**Task description**
List each line in which the string "this" appears.

**Task material**
Begin
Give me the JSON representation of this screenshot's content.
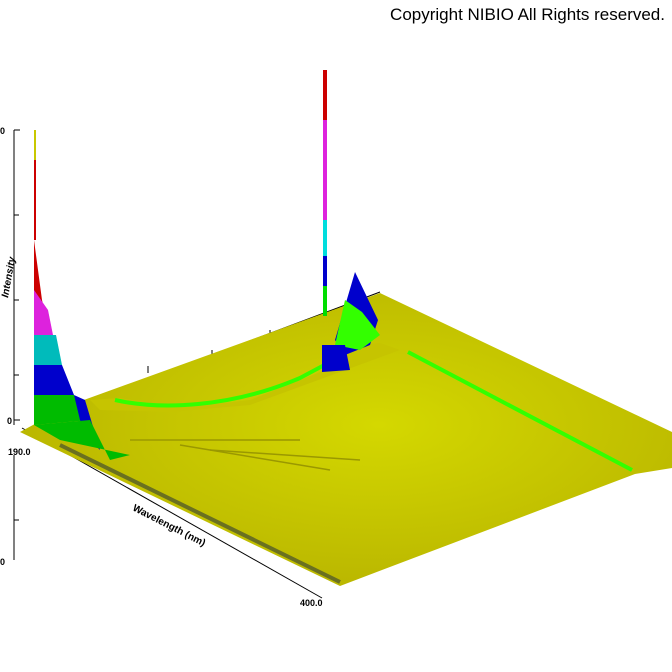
{
  "header": {
    "copyright": "Copyright NIBIO All Rights reserved."
  },
  "plot": {
    "y_axis_label": "Intensity",
    "x_axis_label": "Wavelength (nm)",
    "x_tick_labels": [
      "190.0",
      "400.0"
    ],
    "y_tick_labels": [
      "0",
      "0",
      "0"
    ]
  }
}
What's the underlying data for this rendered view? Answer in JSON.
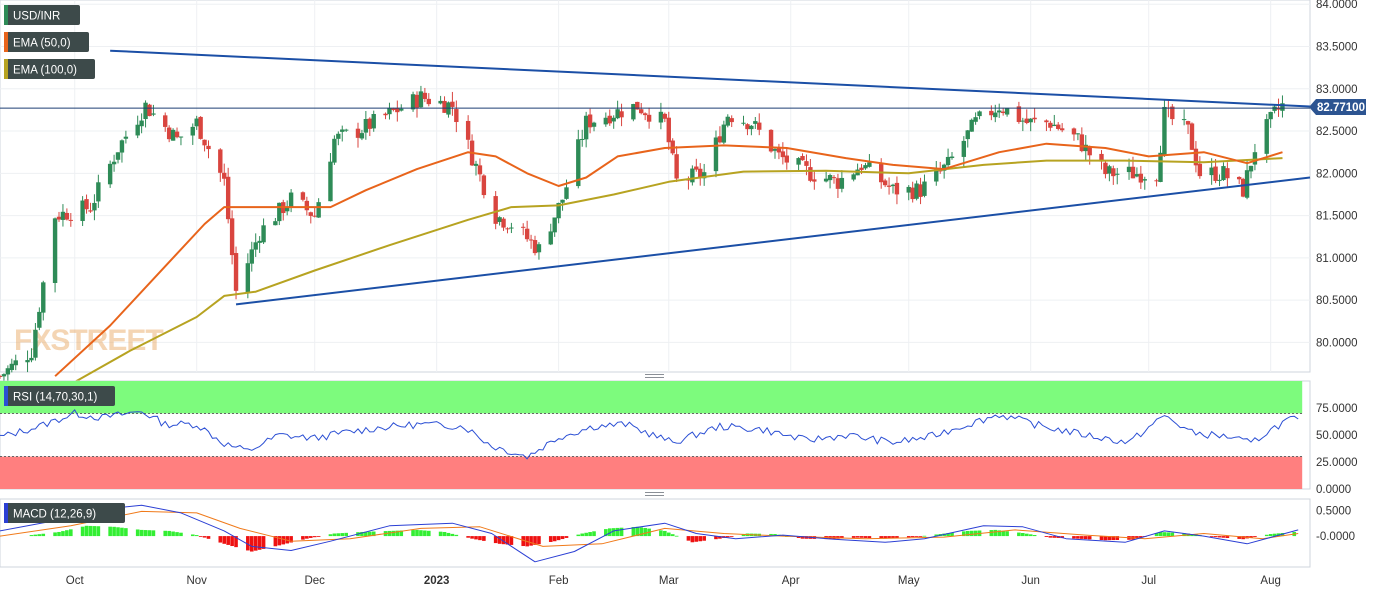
{
  "chart_data": [
    {
      "type": "candlestick",
      "symbol_label": "USD/INR",
      "last_price_label": "82.77100",
      "last_price": 82.771,
      "y_ticks": [
        "84.0000",
        "83.5000",
        "83.0000",
        "82.5000",
        "82.0000",
        "81.5000",
        "81.0000",
        "80.5000",
        "80.0000"
      ],
      "y_tick_values": [
        84.0,
        83.5,
        83.0,
        82.5,
        82.0,
        81.5,
        81.0,
        80.5,
        80.0
      ],
      "ylim": [
        79.65,
        84.05
      ],
      "x_labels": [
        "Oct",
        "Nov",
        "Dec",
        "2023",
        "Feb",
        "Mar",
        "Apr",
        "May",
        "Jun",
        "Jul",
        "Aug"
      ],
      "x_label_dates": [
        "2022-10-01",
        "2022-11-01",
        "2022-12-01",
        "2023-01-01",
        "2023-02-01",
        "2023-03-01",
        "2023-04-01",
        "2023-05-01",
        "2023-06-01",
        "2023-07-01",
        "2023-08-01"
      ],
      "x_range": [
        "2022-09-12",
        "2023-08-11"
      ],
      "price_points": [
        [
          "2022-09-12",
          79.6
        ],
        [
          "2022-09-20",
          79.9
        ],
        [
          "2022-09-26",
          81.5
        ],
        [
          "2022-10-05",
          81.6
        ],
        [
          "2022-10-12",
          82.3
        ],
        [
          "2022-10-19",
          82.8
        ],
        [
          "2022-10-21",
          82.7
        ],
        [
          "2022-10-27",
          82.4
        ],
        [
          "2022-11-01",
          82.6
        ],
        [
          "2022-11-04",
          82.3
        ],
        [
          "2022-11-08",
          81.9
        ],
        [
          "2022-11-11",
          80.6
        ],
        [
          "2022-11-17",
          81.3
        ],
        [
          "2022-11-25",
          81.7
        ],
        [
          "2022-12-01",
          81.5
        ],
        [
          "2022-12-06",
          82.4
        ],
        [
          "2022-12-12",
          82.5
        ],
        [
          "2022-12-20",
          82.7
        ],
        [
          "2022-12-28",
          82.9
        ],
        [
          "2023-01-05",
          82.8
        ],
        [
          "2023-01-10",
          82.2
        ],
        [
          "2023-01-16",
          81.5
        ],
        [
          "2023-01-20",
          81.4
        ],
        [
          "2023-01-27",
          81.1
        ],
        [
          "2023-02-02",
          81.7
        ],
        [
          "2023-02-08",
          82.6
        ],
        [
          "2023-02-14",
          82.7
        ],
        [
          "2023-02-21",
          82.8
        ],
        [
          "2023-02-28",
          82.6
        ],
        [
          "2023-03-03",
          81.9
        ],
        [
          "2023-03-10",
          82.0
        ],
        [
          "2023-03-16",
          82.7
        ],
        [
          "2023-03-22",
          82.6
        ],
        [
          "2023-03-29",
          82.2
        ],
        [
          "2023-04-06",
          82.0
        ],
        [
          "2023-04-13",
          81.9
        ],
        [
          "2023-04-19",
          82.1
        ],
        [
          "2023-04-27",
          81.8
        ],
        [
          "2023-05-04",
          81.8
        ],
        [
          "2023-05-11",
          82.1
        ],
        [
          "2023-05-18",
          82.6
        ],
        [
          "2023-05-24",
          82.8
        ],
        [
          "2023-05-31",
          82.6
        ],
        [
          "2023-06-06",
          82.6
        ],
        [
          "2023-06-13",
          82.4
        ],
        [
          "2023-06-20",
          82.0
        ],
        [
          "2023-06-27",
          82.0
        ],
        [
          "2023-07-03",
          82.0
        ],
        [
          "2023-07-05",
          82.7
        ],
        [
          "2023-07-11",
          82.5
        ],
        [
          "2023-07-14",
          82.0
        ],
        [
          "2023-07-20",
          82.0
        ],
        [
          "2023-07-25",
          81.8
        ],
        [
          "2023-07-28",
          82.3
        ],
        [
          "2023-08-02",
          82.7
        ],
        [
          "2023-08-04",
          82.8
        ]
      ],
      "ema_50": [
        [
          "2022-09-26",
          79.6
        ],
        [
          "2022-10-10",
          80.2
        ],
        [
          "2022-10-24",
          80.9
        ],
        [
          "2022-11-03",
          81.4
        ],
        [
          "2022-11-08",
          81.6
        ],
        [
          "2022-11-11",
          81.6
        ],
        [
          "2022-11-17",
          81.6
        ],
        [
          "2022-11-25",
          81.6
        ],
        [
          "2022-12-05",
          81.6
        ],
        [
          "2022-12-14",
          81.8
        ],
        [
          "2022-12-27",
          82.05
        ],
        [
          "2023-01-09",
          82.25
        ],
        [
          "2023-01-16",
          82.2
        ],
        [
          "2023-01-24",
          82.0
        ],
        [
          "2023-02-01",
          81.85
        ],
        [
          "2023-02-08",
          81.95
        ],
        [
          "2023-02-16",
          82.2
        ],
        [
          "2023-02-28",
          82.3
        ],
        [
          "2023-03-15",
          82.33
        ],
        [
          "2023-03-31",
          82.3
        ],
        [
          "2023-04-15",
          82.18
        ],
        [
          "2023-04-27",
          82.1
        ],
        [
          "2023-05-10",
          82.05
        ],
        [
          "2023-05-24",
          82.25
        ],
        [
          "2023-06-05",
          82.35
        ],
        [
          "2023-06-20",
          82.3
        ],
        [
          "2023-07-01",
          82.2
        ],
        [
          "2023-07-15",
          82.25
        ],
        [
          "2023-07-26",
          82.12
        ],
        [
          "2023-08-04",
          82.25
        ]
      ],
      "ema_100": [
        [
          "2022-09-26",
          79.4
        ],
        [
          "2022-10-15",
          79.9
        ],
        [
          "2022-11-01",
          80.3
        ],
        [
          "2022-11-08",
          80.55
        ],
        [
          "2022-11-16",
          80.6
        ],
        [
          "2022-12-01",
          80.85
        ],
        [
          "2022-12-20",
          81.15
        ],
        [
          "2023-01-09",
          81.45
        ],
        [
          "2023-01-20",
          81.6
        ],
        [
          "2023-02-01",
          81.62
        ],
        [
          "2023-02-15",
          81.75
        ],
        [
          "2023-03-01",
          81.9
        ],
        [
          "2023-03-20",
          82.02
        ],
        [
          "2023-04-10",
          82.03
        ],
        [
          "2023-05-01",
          82.0
        ],
        [
          "2023-05-20",
          82.1
        ],
        [
          "2023-06-05",
          82.15
        ],
        [
          "2023-06-25",
          82.15
        ],
        [
          "2023-07-15",
          82.13
        ],
        [
          "2023-08-04",
          82.18
        ]
      ],
      "trendline_upper": [
        [
          "2022-10-10",
          83.45
        ],
        [
          "2023-08-11",
          82.79
        ]
      ],
      "trendline_lower": [
        [
          "2022-11-11",
          80.45
        ],
        [
          "2023-08-11",
          81.95
        ]
      ],
      "horizontal_line": 82.771
    },
    {
      "type": "line",
      "indicator_label": "RSI (14,70,30,1)",
      "y_ticks": [
        "75.0000",
        "50.0000",
        "25.0000",
        "0.0000"
      ],
      "y_tick_values": [
        75,
        50,
        25,
        0
      ],
      "ylim": [
        0,
        100
      ],
      "overbought": 70,
      "oversold": 30,
      "rsi_points": [
        [
          "2022-09-12",
          48
        ],
        [
          "2022-09-22",
          58
        ],
        [
          "2022-10-01",
          70
        ],
        [
          "2022-10-08",
          66
        ],
        [
          "2022-10-18",
          72
        ],
        [
          "2022-10-24",
          60
        ],
        [
          "2022-11-01",
          60
        ],
        [
          "2022-11-08",
          42
        ],
        [
          "2022-11-14",
          35
        ],
        [
          "2022-11-22",
          50
        ],
        [
          "2022-12-01",
          47
        ],
        [
          "2022-12-08",
          52
        ],
        [
          "2022-12-18",
          57
        ],
        [
          "2022-12-28",
          60
        ],
        [
          "2023-01-08",
          58
        ],
        [
          "2023-01-15",
          40
        ],
        [
          "2023-01-24",
          30
        ],
        [
          "2023-02-01",
          48
        ],
        [
          "2023-02-10",
          58
        ],
        [
          "2023-02-18",
          60
        ],
        [
          "2023-03-02",
          43
        ],
        [
          "2023-03-14",
          58
        ],
        [
          "2023-03-25",
          55
        ],
        [
          "2023-04-05",
          45
        ],
        [
          "2023-04-15",
          50
        ],
        [
          "2023-04-27",
          43
        ],
        [
          "2023-05-06",
          48
        ],
        [
          "2023-05-16",
          60
        ],
        [
          "2023-05-24",
          69
        ],
        [
          "2023-06-04",
          58
        ],
        [
          "2023-06-15",
          50
        ],
        [
          "2023-06-26",
          43
        ],
        [
          "2023-07-05",
          68
        ],
        [
          "2023-07-12",
          52
        ],
        [
          "2023-07-22",
          48
        ],
        [
          "2023-07-27",
          42
        ],
        [
          "2023-08-01",
          55
        ],
        [
          "2023-08-06",
          65
        ],
        [
          "2023-08-08",
          63
        ]
      ]
    },
    {
      "type": "bar",
      "indicator_label": "MACD (12,26,9)",
      "y_ticks": [
        "0.5000",
        "-0.0000"
      ],
      "y_tick_values": [
        0.5,
        0.0
      ],
      "ylim": [
        -0.6,
        0.72
      ],
      "histogram": [
        [
          "2022-09-20",
          0.02
        ],
        [
          "2022-09-27",
          0.08
        ],
        [
          "2022-10-04",
          0.2
        ],
        [
          "2022-10-11",
          0.18
        ],
        [
          "2022-10-18",
          0.12
        ],
        [
          "2022-10-25",
          0.1
        ],
        [
          "2022-11-01",
          0.02
        ],
        [
          "2022-11-08",
          -0.15
        ],
        [
          "2022-11-15",
          -0.3
        ],
        [
          "2022-11-22",
          -0.18
        ],
        [
          "2022-11-29",
          -0.05
        ],
        [
          "2022-12-06",
          0.05
        ],
        [
          "2022-12-13",
          0.08
        ],
        [
          "2022-12-20",
          0.1
        ],
        [
          "2022-12-27",
          0.12
        ],
        [
          "2023-01-03",
          0.08
        ],
        [
          "2023-01-10",
          -0.05
        ],
        [
          "2023-01-17",
          -0.15
        ],
        [
          "2023-01-24",
          -0.2
        ],
        [
          "2023-01-31",
          -0.1
        ],
        [
          "2023-02-07",
          0.05
        ],
        [
          "2023-02-14",
          0.15
        ],
        [
          "2023-02-21",
          0.18
        ],
        [
          "2023-02-28",
          0.1
        ],
        [
          "2023-03-07",
          -0.12
        ],
        [
          "2023-03-14",
          -0.05
        ],
        [
          "2023-03-21",
          0.05
        ],
        [
          "2023-03-28",
          0.04
        ],
        [
          "2023-04-04",
          -0.05
        ],
        [
          "2023-04-11",
          -0.06
        ],
        [
          "2023-04-18",
          -0.03
        ],
        [
          "2023-04-25",
          -0.05
        ],
        [
          "2023-05-02",
          -0.02
        ],
        [
          "2023-05-09",
          0.04
        ],
        [
          "2023-05-16",
          0.1
        ],
        [
          "2023-05-23",
          0.12
        ],
        [
          "2023-05-30",
          0.06
        ],
        [
          "2023-06-06",
          -0.03
        ],
        [
          "2023-06-13",
          -0.05
        ],
        [
          "2023-06-20",
          -0.08
        ],
        [
          "2023-06-27",
          -0.07
        ],
        [
          "2023-07-04",
          0.08
        ],
        [
          "2023-07-11",
          0.05
        ],
        [
          "2023-07-18",
          -0.02
        ],
        [
          "2023-07-25",
          -0.06
        ],
        [
          "2023-08-01",
          0.04
        ],
        [
          "2023-08-07",
          0.08
        ]
      ],
      "macd_line": [
        [
          "2022-09-12",
          0.1
        ],
        [
          "2022-09-26",
          0.3
        ],
        [
          "2022-10-06",
          0.5
        ],
        [
          "2022-10-18",
          0.6
        ],
        [
          "2022-10-28",
          0.45
        ],
        [
          "2022-11-08",
          0.1
        ],
        [
          "2022-11-15",
          -0.2
        ],
        [
          "2022-11-25",
          -0.28
        ],
        [
          "2022-12-05",
          -0.1
        ],
        [
          "2022-12-20",
          0.2
        ],
        [
          "2023-01-05",
          0.25
        ],
        [
          "2023-01-15",
          0.05
        ],
        [
          "2023-01-26",
          -0.5
        ],
        [
          "2023-02-05",
          -0.3
        ],
        [
          "2023-02-15",
          0.1
        ],
        [
          "2023-02-28",
          0.25
        ],
        [
          "2023-03-08",
          0.05
        ],
        [
          "2023-03-18",
          -0.05
        ],
        [
          "2023-03-30",
          0.02
        ],
        [
          "2023-04-12",
          -0.06
        ],
        [
          "2023-04-25",
          -0.12
        ],
        [
          "2023-05-05",
          -0.05
        ],
        [
          "2023-05-20",
          0.2
        ],
        [
          "2023-05-30",
          0.18
        ],
        [
          "2023-06-10",
          -0.05
        ],
        [
          "2023-06-25",
          -0.12
        ],
        [
          "2023-07-05",
          0.1
        ],
        [
          "2023-07-15",
          0.0
        ],
        [
          "2023-07-26",
          -0.15
        ],
        [
          "2023-08-08",
          0.12
        ]
      ],
      "signal_line": [
        [
          "2022-09-12",
          0.0
        ],
        [
          "2022-09-30",
          0.2
        ],
        [
          "2022-10-18",
          0.48
        ],
        [
          "2022-11-01",
          0.45
        ],
        [
          "2022-11-12",
          0.15
        ],
        [
          "2022-11-25",
          -0.1
        ],
        [
          "2022-12-10",
          -0.05
        ],
        [
          "2022-12-28",
          0.15
        ],
        [
          "2023-01-12",
          0.18
        ],
        [
          "2023-01-28",
          -0.2
        ],
        [
          "2023-02-12",
          -0.15
        ],
        [
          "2023-02-28",
          0.15
        ],
        [
          "2023-03-15",
          0.05
        ],
        [
          "2023-03-30",
          0.0
        ],
        [
          "2023-04-20",
          -0.05
        ],
        [
          "2023-05-10",
          -0.02
        ],
        [
          "2023-05-28",
          0.12
        ],
        [
          "2023-06-15",
          0.02
        ],
        [
          "2023-06-30",
          -0.05
        ],
        [
          "2023-07-15",
          0.05
        ],
        [
          "2023-07-30",
          -0.05
        ],
        [
          "2023-08-08",
          0.05
        ]
      ]
    }
  ],
  "legend": {
    "ema50_label": "EMA (50,0)",
    "ema100_label": "EMA (100,0)"
  },
  "colors": {
    "candle_up": "#2e8b57",
    "candle_down": "#d9453f",
    "ema50": "#e8641b",
    "ema100": "#b7a321",
    "trendline": "#1b4fa6",
    "rsi_line": "#2b4fd4",
    "overbought_zone": "#7dfb7d",
    "oversold_zone": "#ff7f7f",
    "macd_line": "#2b3fd4",
    "signal_line": "#f07a1a",
    "hist_pos": "#33ee33",
    "hist_neg": "#ee1111",
    "label_bg": "#3d4a4a"
  },
  "watermark": "FXSTREET"
}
End
**Answer to the exercise**
Give me the JSON representation of this screenshot's content.
What's the underlying data for this rendered view? Answer in JSON.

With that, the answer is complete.